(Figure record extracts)

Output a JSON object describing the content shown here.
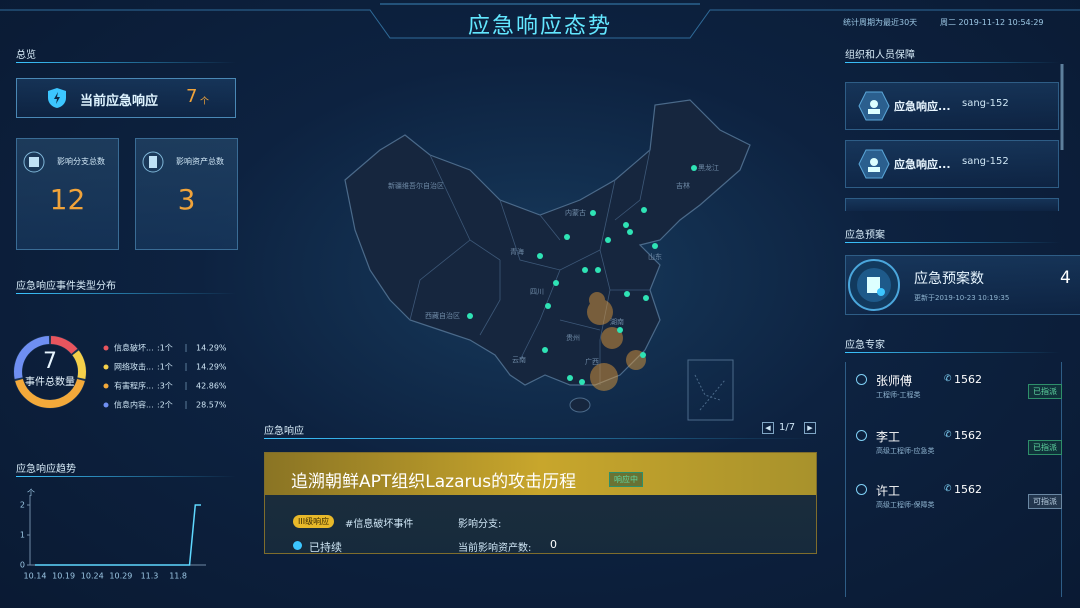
{
  "header": {
    "title": "应急响应态势",
    "period": "统计周期为最近30天",
    "datetime": "周二 2019-11-12 10:54:29"
  },
  "overview": {
    "title": "总览",
    "current_label": "当前应急响应",
    "current_value": 7,
    "current_unit": "个",
    "cards": [
      {
        "label": "影响分支总数",
        "value": 12
      },
      {
        "label": "影响资产总数",
        "value": 3
      }
    ]
  },
  "event_types": {
    "title": "应急响应事件类型分布",
    "total": 7,
    "total_label": "事件总数量",
    "names": [
      "信息破坏...",
      "网络攻击...",
      "有害程序...",
      "信息内容..."
    ],
    "values": [
      1,
      1,
      3,
      2
    ],
    "value_labels": [
      ":1个",
      ":1个",
      ":3个",
      ":2个"
    ],
    "percents": [
      "14.29%",
      "14.29%",
      "42.86%",
      "28.57%"
    ],
    "colors": [
      "#e8555e",
      "#f5d04a",
      "#f3a93a",
      "#6f8ff2"
    ]
  },
  "trend": {
    "title": "应急响应趋势",
    "y_label": "个",
    "categories": [
      "10.14",
      null,
      null,
      null,
      null,
      "10.19",
      null,
      null,
      null,
      null,
      "10.24",
      null,
      null,
      null,
      null,
      "10.29",
      null,
      null,
      null,
      null,
      "11.3",
      null,
      null,
      null,
      null,
      "11.8",
      null,
      null,
      null,
      null
    ],
    "values": [
      0,
      0,
      0,
      0,
      0,
      0,
      0,
      0,
      0,
      0,
      0,
      0,
      0,
      0,
      0,
      0,
      0,
      0,
      0,
      0,
      0,
      0,
      0,
      0,
      0,
      0,
      0,
      0,
      2,
      2
    ],
    "color": "#5fd8ff",
    "ylim": [
      0,
      2
    ],
    "yticks": [
      0,
      1,
      2
    ]
  },
  "map": {
    "labels": [
      "新疆维吾尔自治区",
      "西藏自治区",
      "青海",
      "内蒙古",
      "黑龙江",
      "吉林",
      "四川",
      "贵州",
      "云南",
      "广西",
      "湖南",
      "山东"
    ]
  },
  "response": {
    "title": "应急响应",
    "page": "1/7",
    "event": {
      "title": "追溯朝鲜APT组织Lazarus的攻击历程",
      "status": "响应中",
      "level": "III级响应",
      "tag": "#信息破坏事件",
      "branch_label": "影响分支:",
      "duration": "已持续",
      "assets_label": "当前影响资产数:",
      "assets": 0
    }
  },
  "org": {
    "title": "组织和人员保障",
    "items": [
      {
        "name": "应急响应...",
        "code": "sang-152"
      },
      {
        "name": "应急响应...",
        "code": "sang-152"
      }
    ]
  },
  "plan": {
    "title": "应急预案",
    "label": "应急预案数",
    "count": 4,
    "updated": "更新于2019-10-23 10:19:35"
  },
  "experts": {
    "title": "应急专家",
    "items": [
      {
        "name": "张师傅",
        "phone": "1562",
        "role": "工程师-工程类",
        "status": "已指派"
      },
      {
        "name": "李工",
        "phone": "1562",
        "role": "高级工程师-应急类",
        "status": "已指派"
      },
      {
        "name": "许工",
        "phone": "1562",
        "role": "高级工程师-保障类",
        "status": "可指派"
      }
    ]
  }
}
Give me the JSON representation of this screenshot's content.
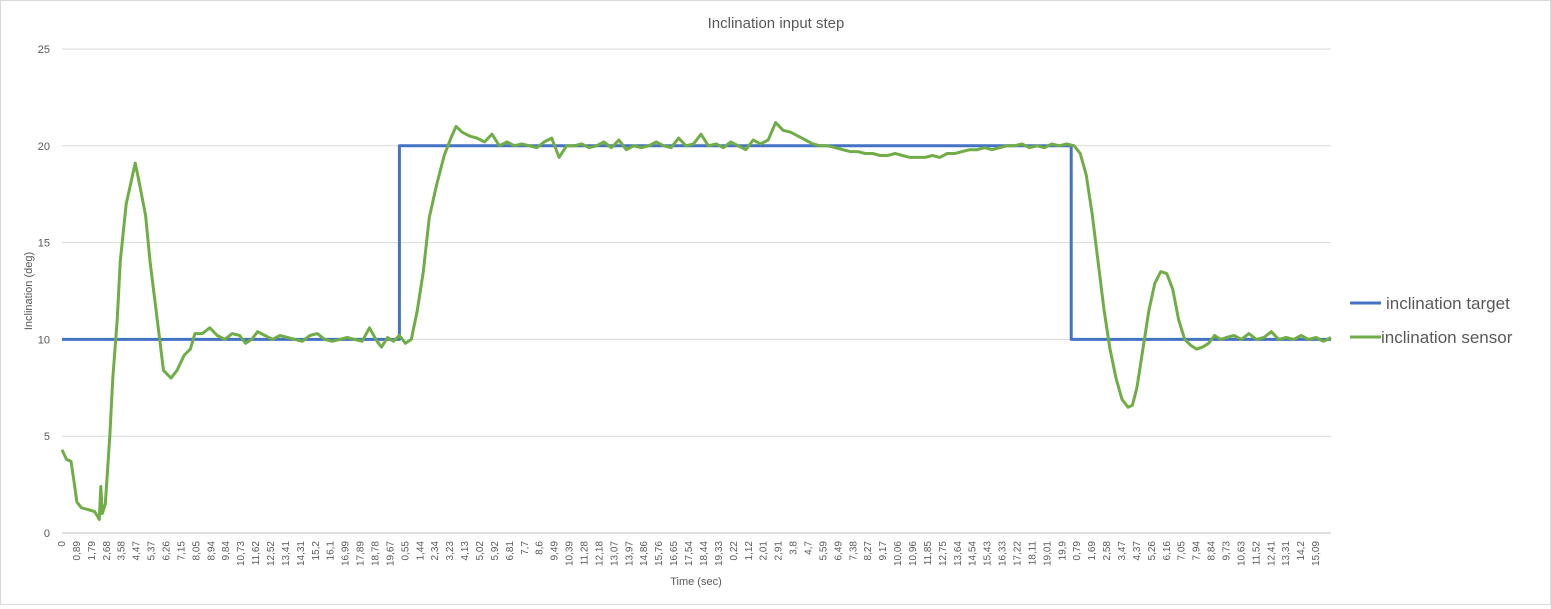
{
  "chart_data": {
    "type": "line",
    "title": "Inclination input step",
    "xlabel": "Time (sec)",
    "ylabel": "Inclination (deg)",
    "ylim": [
      0,
      25
    ],
    "yticks": [
      "0",
      "5",
      "10",
      "15",
      "20",
      "25"
    ],
    "x_categories": [
      "0",
      "0,89",
      "1,79",
      "2,68",
      "3,58",
      "4,47",
      "5,37",
      "6,26",
      "7,15",
      "8,05",
      "8,94",
      "9,84",
      "10,73",
      "11,62",
      "12,52",
      "13,41",
      "14,31",
      "15,2",
      "16,1",
      "16,99",
      "17,89",
      "18,78",
      "19,67",
      "0,55",
      "1,44",
      "2,34",
      "3,23",
      "4,13",
      "5,02",
      "5,92",
      "6,81",
      "7,7",
      "8,6",
      "9,49",
      "10,39",
      "11,28",
      "12,18",
      "13,07",
      "13,97",
      "14,86",
      "15,76",
      "16,65",
      "17,54",
      "18,44",
      "19,33",
      "0,22",
      "1,12",
      "2,01",
      "2,91",
      "3,8",
      "4,7",
      "5,59",
      "6,49",
      "7,38",
      "8,27",
      "9,17",
      "10,06",
      "10,96",
      "11,85",
      "12,75",
      "13,64",
      "14,54",
      "15,43",
      "16,33",
      "17,22",
      "18,11",
      "19,01",
      "19,9",
      "0,79",
      "1,69",
      "2,58",
      "3,47",
      "4,37",
      "5,26",
      "6,16",
      "7,05",
      "7,94",
      "8,84",
      "9,73",
      "10,63",
      "11,52",
      "12,41",
      "13,31",
      "14,2",
      "15,09"
    ],
    "grid": true,
    "legend_position": "right",
    "series": [
      {
        "name": "inclination target",
        "color": "#4472c4",
        "points": [
          [
            0,
            10
          ],
          [
            22.6,
            10
          ],
          [
            22.6,
            20
          ],
          [
            67.6,
            20
          ],
          [
            67.6,
            10
          ],
          [
            85,
            10
          ]
        ]
      },
      {
        "name": "inclination sensor",
        "color": "#70ad47",
        "points": [
          [
            0,
            4.3
          ],
          [
            0.3,
            3.8
          ],
          [
            0.6,
            3.7
          ],
          [
            0.8,
            2.7
          ],
          [
            1.0,
            1.6
          ],
          [
            1.3,
            1.3
          ],
          [
            1.8,
            1.2
          ],
          [
            2.2,
            1.1
          ],
          [
            2.5,
            0.7
          ],
          [
            2.6,
            2.4
          ],
          [
            2.7,
            1.0
          ],
          [
            2.9,
            1.5
          ],
          [
            3.2,
            5.0
          ],
          [
            3.4,
            8.0
          ],
          [
            3.7,
            11.0
          ],
          [
            3.9,
            14.0
          ],
          [
            4.3,
            17.0
          ],
          [
            4.9,
            19.1
          ],
          [
            5.1,
            18.4
          ],
          [
            5.6,
            16.4
          ],
          [
            5.9,
            14.0
          ],
          [
            6.3,
            11.5
          ],
          [
            6.8,
            8.4
          ],
          [
            7.3,
            8.0
          ],
          [
            7.7,
            8.4
          ],
          [
            8.2,
            9.2
          ],
          [
            8.6,
            9.5
          ],
          [
            8.9,
            10.3
          ],
          [
            9.4,
            10.3
          ],
          [
            9.9,
            10.6
          ],
          [
            10.4,
            10.2
          ],
          [
            10.9,
            10.0
          ],
          [
            11.4,
            10.3
          ],
          [
            11.9,
            10.2
          ],
          [
            12.3,
            9.8
          ],
          [
            12.7,
            10.0
          ],
          [
            13.1,
            10.4
          ],
          [
            13.6,
            10.2
          ],
          [
            14.1,
            10.0
          ],
          [
            14.6,
            10.2
          ],
          [
            15.1,
            10.1
          ],
          [
            15.6,
            10.0
          ],
          [
            16.1,
            9.9
          ],
          [
            16.6,
            10.2
          ],
          [
            17.1,
            10.3
          ],
          [
            17.6,
            10.0
          ],
          [
            18.1,
            9.9
          ],
          [
            18.6,
            10.0
          ],
          [
            19.1,
            10.1
          ],
          [
            19.6,
            10.0
          ],
          [
            20.1,
            9.9
          ],
          [
            20.6,
            10.6
          ],
          [
            21.1,
            9.9
          ],
          [
            21.4,
            9.6
          ],
          [
            21.8,
            10.1
          ],
          [
            22.2,
            9.9
          ],
          [
            22.6,
            10.2
          ],
          [
            23.0,
            9.8
          ],
          [
            23.4,
            10.0
          ],
          [
            23.8,
            11.5
          ],
          [
            24.2,
            13.5
          ],
          [
            24.6,
            16.3
          ],
          [
            25.1,
            18.0
          ],
          [
            25.6,
            19.5
          ],
          [
            26.1,
            20.5
          ],
          [
            26.4,
            21.0
          ],
          [
            26.8,
            20.7
          ],
          [
            27.3,
            20.5
          ],
          [
            27.8,
            20.4
          ],
          [
            28.3,
            20.2
          ],
          [
            28.8,
            20.6
          ],
          [
            29.3,
            20.0
          ],
          [
            29.8,
            20.2
          ],
          [
            30.3,
            20.0
          ],
          [
            30.8,
            20.1
          ],
          [
            31.3,
            20.0
          ],
          [
            31.8,
            19.9
          ],
          [
            32.3,
            20.2
          ],
          [
            32.8,
            20.4
          ],
          [
            33.3,
            19.4
          ],
          [
            33.8,
            20.0
          ],
          [
            34.3,
            20.0
          ],
          [
            34.8,
            20.1
          ],
          [
            35.3,
            19.9
          ],
          [
            35.8,
            20.0
          ],
          [
            36.3,
            20.2
          ],
          [
            36.8,
            19.9
          ],
          [
            37.3,
            20.3
          ],
          [
            37.8,
            19.8
          ],
          [
            38.3,
            20.0
          ],
          [
            38.8,
            19.9
          ],
          [
            39.3,
            20.0
          ],
          [
            39.8,
            20.2
          ],
          [
            40.3,
            20.0
          ],
          [
            40.8,
            19.9
          ],
          [
            41.3,
            20.4
          ],
          [
            41.8,
            20.0
          ],
          [
            42.3,
            20.1
          ],
          [
            42.8,
            20.6
          ],
          [
            43.3,
            20.0
          ],
          [
            43.8,
            20.1
          ],
          [
            44.3,
            19.9
          ],
          [
            44.8,
            20.2
          ],
          [
            45.3,
            20.0
          ],
          [
            45.8,
            19.8
          ],
          [
            46.3,
            20.3
          ],
          [
            46.8,
            20.1
          ],
          [
            47.3,
            20.3
          ],
          [
            47.8,
            21.2
          ],
          [
            48.3,
            20.8
          ],
          [
            48.8,
            20.7
          ],
          [
            49.3,
            20.5
          ],
          [
            49.8,
            20.3
          ],
          [
            50.3,
            20.1
          ],
          [
            50.8,
            20.0
          ],
          [
            51.3,
            20.0
          ],
          [
            51.8,
            19.9
          ],
          [
            52.3,
            19.8
          ],
          [
            52.8,
            19.7
          ],
          [
            53.3,
            19.7
          ],
          [
            53.8,
            19.6
          ],
          [
            54.3,
            19.6
          ],
          [
            54.8,
            19.5
          ],
          [
            55.3,
            19.5
          ],
          [
            55.8,
            19.6
          ],
          [
            56.3,
            19.5
          ],
          [
            56.8,
            19.4
          ],
          [
            57.3,
            19.4
          ],
          [
            57.8,
            19.4
          ],
          [
            58.3,
            19.5
          ],
          [
            58.8,
            19.4
          ],
          [
            59.3,
            19.6
          ],
          [
            59.8,
            19.6
          ],
          [
            60.3,
            19.7
          ],
          [
            60.8,
            19.8
          ],
          [
            61.3,
            19.8
          ],
          [
            61.8,
            19.9
          ],
          [
            62.3,
            19.8
          ],
          [
            62.8,
            19.9
          ],
          [
            63.3,
            20.0
          ],
          [
            63.8,
            20.0
          ],
          [
            64.3,
            20.1
          ],
          [
            64.8,
            19.9
          ],
          [
            65.3,
            20.0
          ],
          [
            65.8,
            19.9
          ],
          [
            66.3,
            20.1
          ],
          [
            66.8,
            20.0
          ],
          [
            67.3,
            20.1
          ],
          [
            67.8,
            20.0
          ],
          [
            68.2,
            19.6
          ],
          [
            68.6,
            18.5
          ],
          [
            69.0,
            16.5
          ],
          [
            69.4,
            14.0
          ],
          [
            69.8,
            11.5
          ],
          [
            70.2,
            9.5
          ],
          [
            70.6,
            8.0
          ],
          [
            71.0,
            6.9
          ],
          [
            71.4,
            6.5
          ],
          [
            71.7,
            6.6
          ],
          [
            72.0,
            7.5
          ],
          [
            72.4,
            9.5
          ],
          [
            72.8,
            11.5
          ],
          [
            73.2,
            12.9
          ],
          [
            73.6,
            13.5
          ],
          [
            74.0,
            13.4
          ],
          [
            74.4,
            12.6
          ],
          [
            74.8,
            11.0
          ],
          [
            75.2,
            10.0
          ],
          [
            75.6,
            9.7
          ],
          [
            76.0,
            9.5
          ],
          [
            76.4,
            9.6
          ],
          [
            76.8,
            9.8
          ],
          [
            77.2,
            10.2
          ],
          [
            77.6,
            10.0
          ],
          [
            78.0,
            10.1
          ],
          [
            78.5,
            10.2
          ],
          [
            79.0,
            10.0
          ],
          [
            79.5,
            10.3
          ],
          [
            80.0,
            10.0
          ],
          [
            80.5,
            10.1
          ],
          [
            81.0,
            10.4
          ],
          [
            81.5,
            10.0
          ],
          [
            82.0,
            10.1
          ],
          [
            82.5,
            10.0
          ],
          [
            83.0,
            10.2
          ],
          [
            83.5,
            10.0
          ],
          [
            84.0,
            10.1
          ],
          [
            84.5,
            9.9
          ],
          [
            85.0,
            10.1
          ]
        ]
      }
    ]
  }
}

=== TASK PROMPT ===
Tell how many lines of the data above hold the string "JSON". Give only the number.

=== FINISHED ANSWER ===
2